Create a directory with multiple sub-directories
mkdir -p output_folder/{raw_data,temp_data,result,log_folder}
Go to specific line number using vi
vi +14 filename
This will open the file at line 14
Split a large file into multiple smaller files
split -l 500 input_filename output_filename
If there are 2000 lines in a file, this will split the input file into 4 files each with 500 lines.
Find duplicate lines in a file
uniq -D filename
Compress and decompress file
compress: tar -zcvf compressed.tar.gz *.csv
extract: tar -xzvf compressed.tar.gz
Change the value of specific column given a condition (if else)
awk '{print $1,($2<0)? 0 : $2,$3}
Add a new column with unique id
awk '{FS=OFS="\t"}{ print $1"\t"$2"\t"$3"\tid-"NR"\t"$4; }' filename > output_filename
Find common lines between two files
comm -12 >(sort file1) <(sort file2)
Replace empty columnn with certain value
awk -F, 'BEGIN {FS=OFS}{if ($7=="") $7="changed"; else $7=$7; print}' input_file.txt > modified_input.txt
Here, 7th column is replaced by value changed
if its empty else, original value is kept
Getting all the rows with 2 columns having same values
awk '($4==$5)' input_file.txt > output_file.txt
Filtering rows based on certain column value
awk '($4 < 5)' input_file.txt > output_file.txt
Filering using multiple conditions
awk '($4 <5 && $4 >0)' input_file.txt > output_file.txt
Getting mean value for specific column
awk {total +=$4} END {print total/NR} input_file.txt
Getting unique values based on multiple column comparison
awk -F"\t" 'seen[$1,$2,$3,$4]++' input_file,txt > output_file.txt
Removing first row without opening file
sed '1d' input_file.txt > output_file.txt
Changing the values of file
sed 's/-/\t/g' input_file.txt > output_file.txt
Sometimes there are carriage returns (\r, ^M) in file, which can mess up the file processing, you can remove it by:
sed 's/\r//g' input_file.txt > output_file.txt

▶ [PARTS OF THE EXERCISE]
1. In the command-line tips, how many files does the split command produce from a 2000-line file, and how many lines does each have?
2. Output the part of the command-line tips between "Create a directory" and "condition (if else)", inclusive.
3. For each statement, say yes or no according to the command-line tips, and quote the words that decide it: (a) Duplicate lines in a file are found with uniq -D. (b) A compressed archive is extracted with tar -zcvf. (c) The sed '1d' command removes the last row of a file.
The stored data entries after this point are separate material.

Stored data entries:

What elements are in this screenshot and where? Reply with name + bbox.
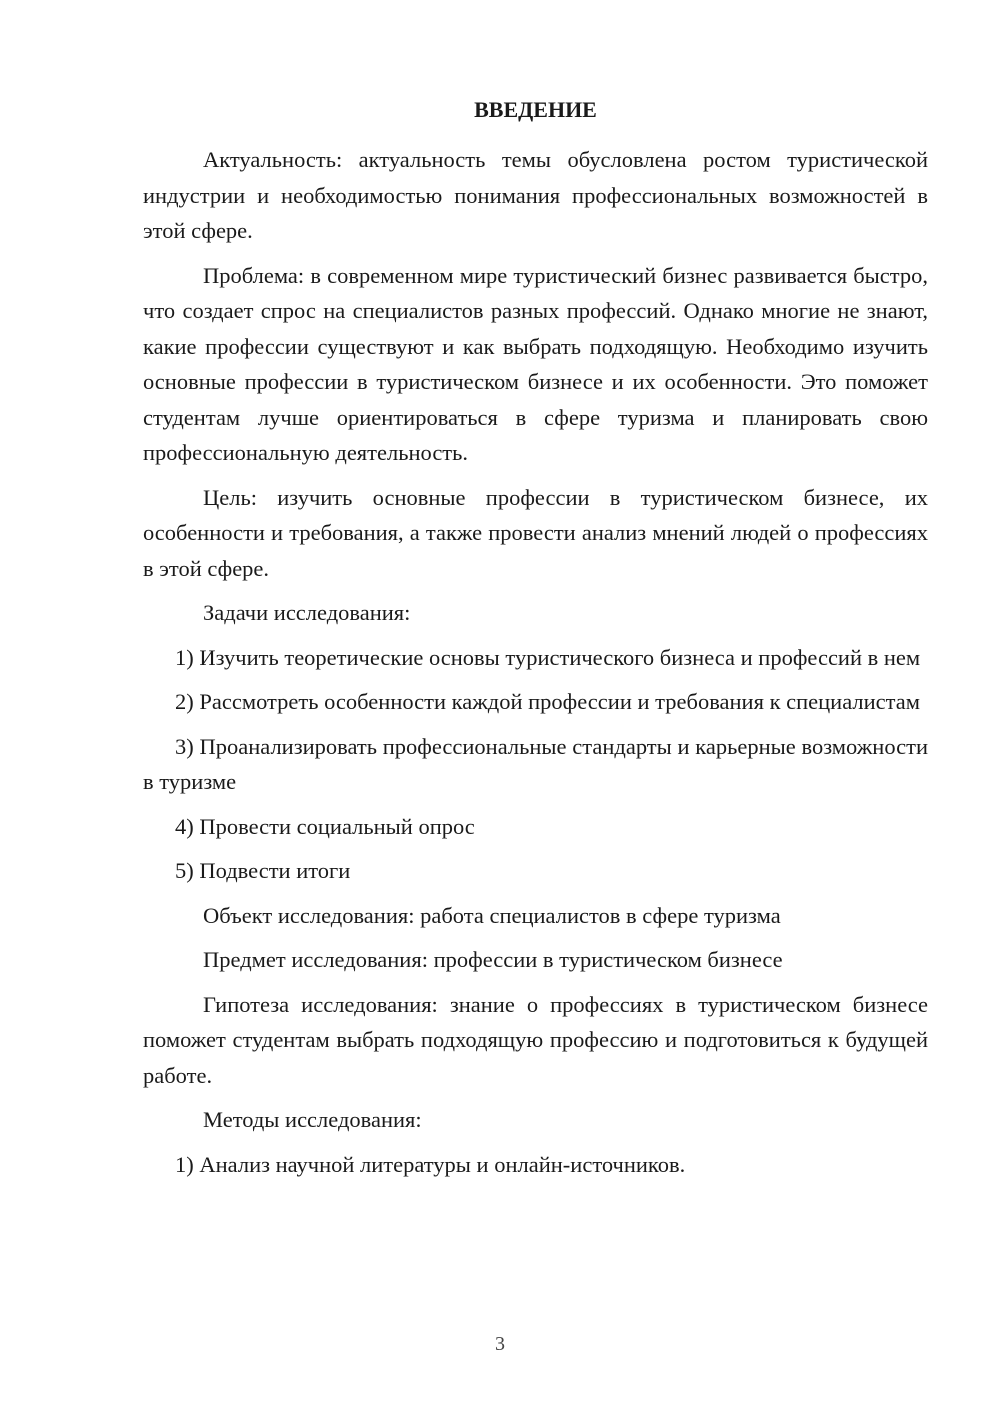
section-title: ВВЕДЕНИЕ [474, 97, 597, 122]
paragraph-goal: Цель: изучить основные профессии в туристическом бизнесе, их особенности и требования, а также провести анализ мнений людей о профессиях в этой сфере. [143, 484, 928, 581]
paragraph-relevance: Актуальность: актуальность темы обусловлена ростом туристической индустрии и необходимостью понимания профессиональных возможностей в этой сфере. [143, 147, 928, 243]
paragraph-hypothesis: Гипотеза исследования: знание о профессиях в туристическом бизнесе поможет студентам выбрать подходящую профессию и подготовиться к будущей работе. [143, 991, 928, 1088]
method-item-1: 1) Анализ научной литературы и онлайн-источников. [175, 1151, 686, 1177]
paragraph-object: Объект исследования: работа специалистов в сфере туризма [203, 902, 781, 928]
task-item-2: 2) Рассмотреть особенности каждой профессии и требования к специалистам [175, 689, 920, 714]
task-item-4: 4) Провести социальный опрос [175, 813, 475, 839]
page-number: 3 [495, 1333, 505, 1355]
tasks-heading: Задачи исследования: [203, 600, 411, 625]
paragraph-problem: Проблема: в современном мире туристический бизнес развивается быстро, что создает спрос на специалистов разных профессий. Однако многие не знают, какие профессии существуют и как выбрать подходящую. Необходимо изучить основные профессии в туристическом бизнесе и их особенности. Это поможет студентам лучше ориентироваться в сфере туризма и планировать свою профессиональную деятельность. [143, 262, 928, 465]
paragraph-subject: Предмет исследования: профессии в туристическом бизнесе [203, 947, 783, 972]
task-item-1: 1) Изучить теоретические основы туристического бизнеса и профессий в нем [175, 644, 921, 670]
task-item-5: 5) Подвести итоги [175, 858, 351, 883]
task-item-3: 3) Проанализировать профессиональные стандарты и карьерные возможности в туризме [143, 733, 928, 794]
methods-heading: Методы исследования: [203, 1107, 422, 1132]
document-page [143, 92, 928, 1182]
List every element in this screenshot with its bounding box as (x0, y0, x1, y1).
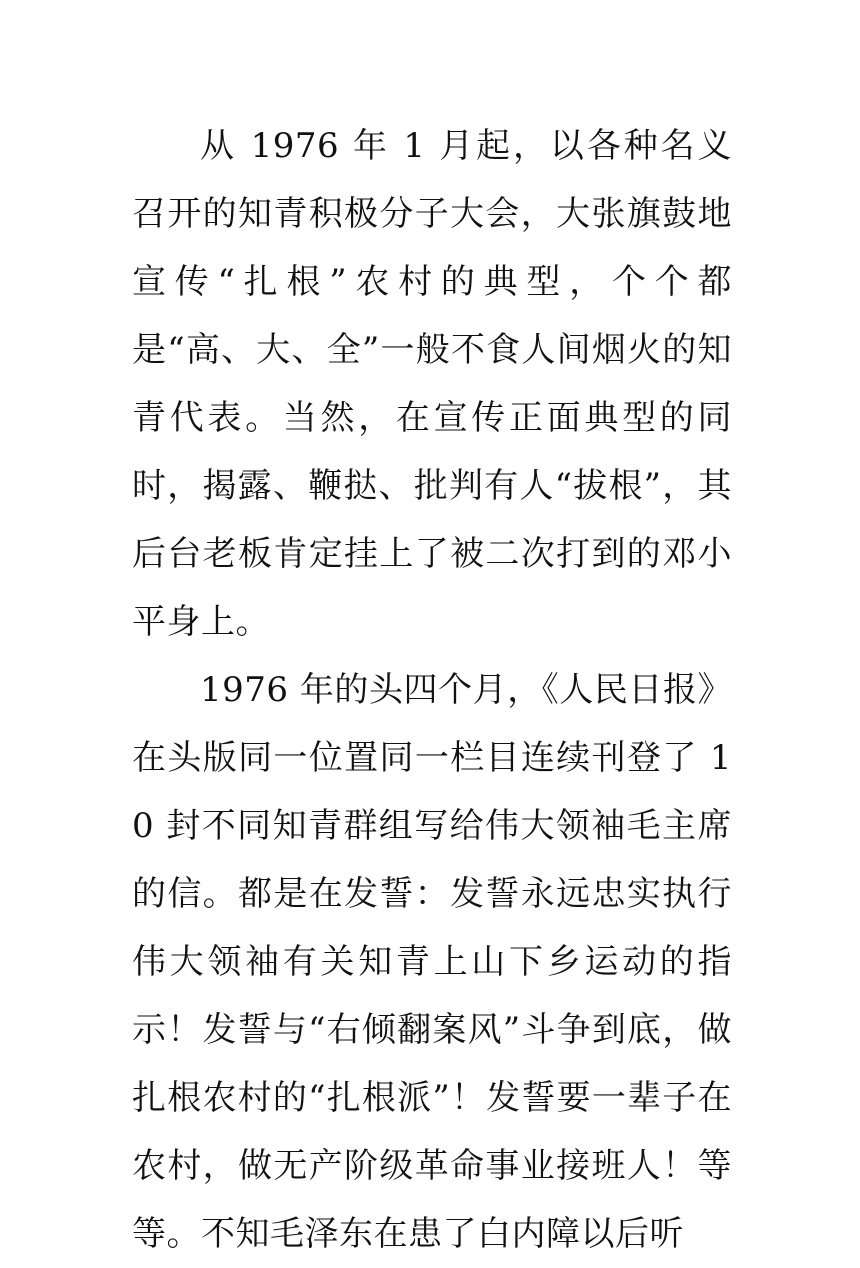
paragraph-2: 1976 年的头四个月，《人民日报》在头版同一位置同一栏目连续刊登了 10 封不同知青群组写给伟大领袖毛主席的信。都是在发誓：发誓永远忠实执行伟大领袖有关知青上山下乡运动的指示！发誓与“右倾翻案风”斗争到底，做扎根农村的“扎根派”！发誓要一辈子在农村，做无产阶级革命事业接班人！等等。不知毛泽东在患了白内障以后听 (132, 670, 732, 1254)
paragraph-1: 从 1976 年 1 月起，以各种名义召开的知青积极分子大会，大张旗鼓地宣传“扎根”农村的典型，个个都是“高、大、全”一般不食人间烟火的知青代表。当然，在宣传正面典型的同时，揭露、鞭挞、批判有人“拔根”，其后台老板肯定挂上了被二次打到的邓小平身上。 (132, 126, 732, 642)
body-text (132, 112, 732, 1268)
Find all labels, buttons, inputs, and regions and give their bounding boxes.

▶ [TASK RESULTS]
1. It produces 4 files, each with 500 lines.

2.
Create a directory with multiple sub-directories
mkdir -p output_folder/{raw_data,temp_data,result,log_folder}
Go to specific line number using vi
vi +14 filename
This will open the file at line 14
Split a large file into multiple smaller files
split -l 500 input_filename output_filename
If there are 2000 lines in a file, this will split the input file into 4 files each with 500 lines.
Find duplicate lines in a file
uniq -D filename
Compress and decompress file
compress: tar -zcvf compressed.tar.gz *.csv
extract: tar -xzvf compressed.tar.gz
Change the value of specific column given a condition (if else)

3.
(a) Yes: "uniq -D filename"
(b) No: "extract: tar -xzvf compressed.tar.gz"
(c) No: "Removing first row without opening file"